PROBLEM REQUIREMENTS: Type out the complete listing below word for word, without its pictures.
>>>>>
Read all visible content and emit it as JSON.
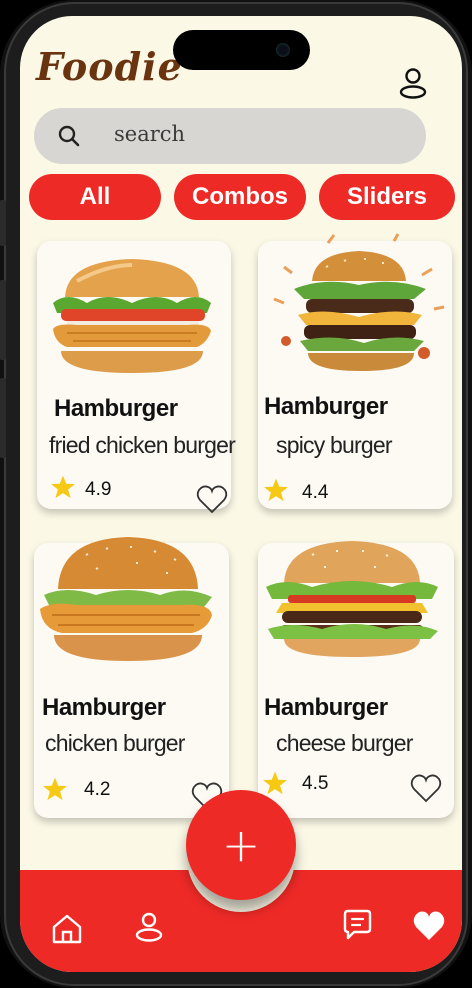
{
  "app": {
    "logo": "Foodie"
  },
  "search": {
    "placeholder": "search"
  },
  "categories": [
    {
      "label": "All"
    },
    {
      "label": "Combos"
    },
    {
      "label": "Sliders"
    }
  ],
  "products": [
    {
      "title": "Hamburger",
      "subtitle": "fried chicken burger",
      "rating": "4.9",
      "image": "fried-chicken-burger"
    },
    {
      "title": "Hamburger",
      "subtitle": "spicy burger",
      "rating": "4.4",
      "image": "spicy-burger"
    },
    {
      "title": "Hamburger",
      "subtitle": "chicken burger",
      "rating": "4.2",
      "image": "chicken-burger"
    },
    {
      "title": "Hamburger",
      "subtitle": "cheese burger",
      "rating": "4.5",
      "image": "cheese-burger"
    }
  ],
  "fab": {
    "label": "+"
  },
  "bottom_nav": [
    {
      "icon": "home-icon"
    },
    {
      "icon": "user-icon"
    },
    {
      "icon": "chat-icon"
    },
    {
      "icon": "heart-icon"
    }
  ],
  "colors": {
    "accent": "#ee2a27",
    "background": "#fbf8e6",
    "logo": "#6b3410",
    "star": "#f6c915"
  }
}
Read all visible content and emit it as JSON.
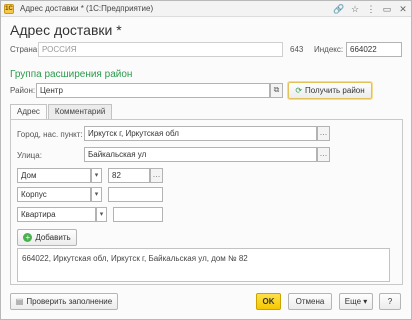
{
  "window": {
    "app_icon_text": "1C",
    "title": "Адрес доставки * (1С:Предприятие)"
  },
  "form": {
    "title": "Адрес доставки *"
  },
  "country": {
    "label": "Страна:",
    "value": "РОССИЯ",
    "code": "643"
  },
  "postal": {
    "label": "Индекс:",
    "value": "664022"
  },
  "extension_group": {
    "title": "Группа расширения район",
    "district_label": "Район:",
    "district_value": "Центр",
    "get_district_button": "Получить район"
  },
  "tabs": [
    {
      "label": "Адрес",
      "active": true
    },
    {
      "label": "Комментарий",
      "active": false
    }
  ],
  "address_fields": {
    "city_label": "Город, нас. пункт:",
    "city_value": "Иркутск г, Иркутская обл",
    "street_label": "Улица:",
    "street_value": "Байкальская ул",
    "house_type": "Дом",
    "house_value": "82",
    "building_type": "Корпус",
    "building_value": "",
    "apartment_type": "Квартира",
    "apartment_value": "",
    "add_button": "Добавить"
  },
  "full_address": "664022, Иркутская обл, Иркутск г, Байкальская ул, дом № 82",
  "footer": {
    "check_button": "Проверить заполнение",
    "ok_button": "OK",
    "cancel_button": "Отмена",
    "more_button": "Еще"
  }
}
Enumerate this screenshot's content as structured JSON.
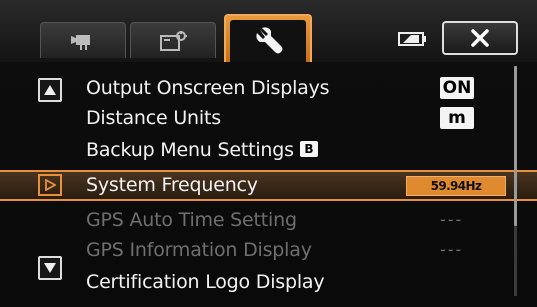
{
  "tabs": [
    {
      "label": "movie-mode-icon"
    },
    {
      "label": "playback-icon"
    },
    {
      "label": "setup-wrench-icon"
    }
  ],
  "menu": {
    "items": [
      {
        "label": "Output Onscreen Displays",
        "value": "ON"
      },
      {
        "label": "Distance Units",
        "value": "m"
      },
      {
        "label": "Backup Menu Settings",
        "badge": "B"
      },
      {
        "label": "System Frequency",
        "value": "59.94Hz"
      },
      {
        "label": "GPS Auto Time Setting",
        "value": "---"
      },
      {
        "label": "GPS Information Display",
        "value": "---"
      },
      {
        "label": "Certification Logo Display"
      }
    ]
  },
  "colors": {
    "accent": "#e8913a",
    "dimmed_text": "#6f6f6f"
  }
}
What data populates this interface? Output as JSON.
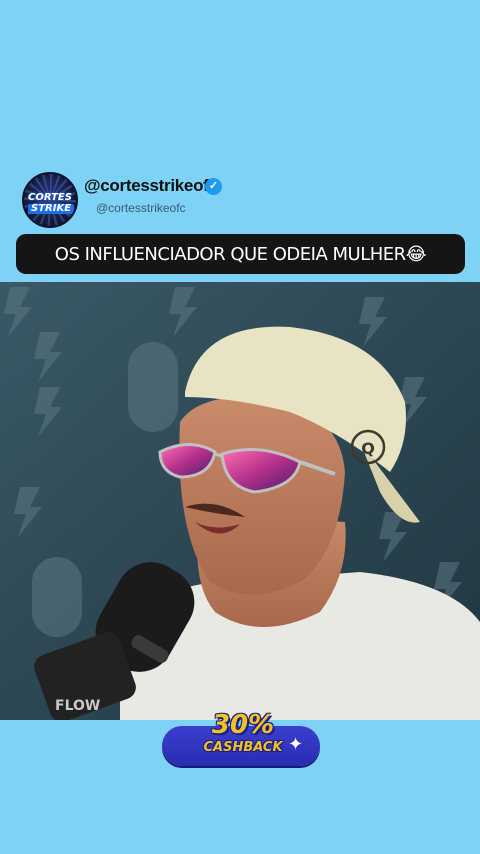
{
  "profile": {
    "username": "@cortesstrikeofc",
    "handle": "@cortesstrikeofc",
    "avatar_line1": "CORTES",
    "avatar_line2": "STRIKE",
    "verified_icon": "verified-check-icon"
  },
  "caption": {
    "text": "OS INFLUENCIADOR QUE ODEIA MULHER😂"
  },
  "video": {
    "description_icon": "video-frame"
  },
  "promo": {
    "percent": "30%",
    "label": "CASHBACK",
    "icon": "sparkle-icon"
  },
  "colors": {
    "background": "#7dd2f6",
    "caption_bg": "#151515",
    "promo_blue": "#2a2cb0",
    "promo_yellow": "#f5c21b"
  }
}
<<<<<
EXERCISE RESULT:
Read all visible content and emit it as JSON.
{
  "app": {
    "logo": "Foodie"
  },
  "search": {
    "placeholder": "search"
  },
  "categories": [
    {
      "label": "All"
    },
    {
      "label": "Combos"
    },
    {
      "label": "Sliders"
    }
  ],
  "products": [
    {
      "title": "Hamburger",
      "subtitle": "fried chicken burger",
      "rating": "4.9",
      "image": "fried-chicken-burger"
    },
    {
      "title": "Hamburger",
      "subtitle": "spicy burger",
      "rating": "4.4",
      "image": "spicy-burger"
    },
    {
      "title": "Hamburger",
      "subtitle": "chicken burger",
      "rating": "4.2",
      "image": "chicken-burger"
    },
    {
      "title": "Hamburger",
      "subtitle": "cheese burger",
      "rating": "4.5",
      "image": "cheese-burger"
    }
  ],
  "fab": {
    "label": "+"
  },
  "bottom_nav": [
    {
      "icon": "home-icon"
    },
    {
      "icon": "user-icon"
    },
    {
      "icon": "chat-icon"
    },
    {
      "icon": "heart-icon"
    }
  ],
  "colors": {
    "accent": "#ee2a27",
    "background": "#fbf8e6",
    "logo": "#6b3410",
    "star": "#f6c915"
  }
}
Read all visible content and emit it as JSON.
{
  "window": {
    "app_icon_text": "1C",
    "title": "Адрес доставки * (1С:Предприятие)"
  },
  "form": {
    "title": "Адрес доставки *"
  },
  "country": {
    "label": "Страна:",
    "value": "РОССИЯ",
    "code": "643"
  },
  "postal": {
    "label": "Индекс:",
    "value": "664022"
  },
  "extension_group": {
    "title": "Группа расширения район",
    "district_label": "Район:",
    "district_value": "Центр",
    "get_district_button": "Получить район"
  },
  "tabs": [
    {
      "label": "Адрес",
      "active": true
    },
    {
      "label": "Комментарий",
      "active": false
    }
  ],
  "address_fields": {
    "city_label": "Город, нас. пункт:",
    "city_value": "Иркутск г, Иркутская обл",
    "street_label": "Улица:",
    "street_value": "Байкальская ул",
    "house_type": "Дом",
    "house_value": "82",
    "building_type": "Корпус",
    "building_value": "",
    "apartment_type": "Квартира",
    "apartment_value": "",
    "add_button": "Добавить"
  },
  "full_address": "664022, Иркутская обл, Иркутск г, Байкальская ул, дом № 82",
  "footer": {
    "check_button": "Проверить заполнение",
    "ok_button": "OK",
    "cancel_button": "Отмена",
    "more_button": "Еще"
  }
}
Enumerate this screenshot's content as structured JSON.
{
  "tabs": [
    {
      "label": "movie-mode-icon"
    },
    {
      "label": "playback-icon"
    },
    {
      "label": "setup-wrench-icon"
    }
  ],
  "menu": {
    "items": [
      {
        "label": "Output Onscreen Displays",
        "value": "ON"
      },
      {
        "label": "Distance Units",
        "value": "m"
      },
      {
        "label": "Backup Menu Settings",
        "badge": "B"
      },
      {
        "label": "System Frequency",
        "value": "59.94Hz"
      },
      {
        "label": "GPS Auto Time Setting",
        "value": "---"
      },
      {
        "label": "GPS Information Display",
        "value": "---"
      },
      {
        "label": "Certification Logo Display"
      }
    ]
  },
  "colors": {
    "accent": "#e8913a",
    "dimmed_text": "#6f6f6f"
  }
}
What data populates this interface? Output as JSON.
{
  "profile": {
    "username": "@cortesstrikeofc",
    "handle": "@cortesstrikeofc",
    "avatar_line1": "CORTES",
    "avatar_line2": "STRIKE",
    "verified_icon": "verified-check-icon"
  },
  "caption": {
    "text": "OS INFLUENCIADOR QUE ODEIA MULHER😂"
  },
  "video": {
    "description_icon": "video-frame"
  },
  "promo": {
    "percent": "30%",
    "label": "CASHBACK",
    "icon": "sparkle-icon"
  },
  "colors": {
    "background": "#7dd2f6",
    "caption_bg": "#151515",
    "promo_blue": "#2a2cb0",
    "promo_yellow": "#f5c21b"
  }
}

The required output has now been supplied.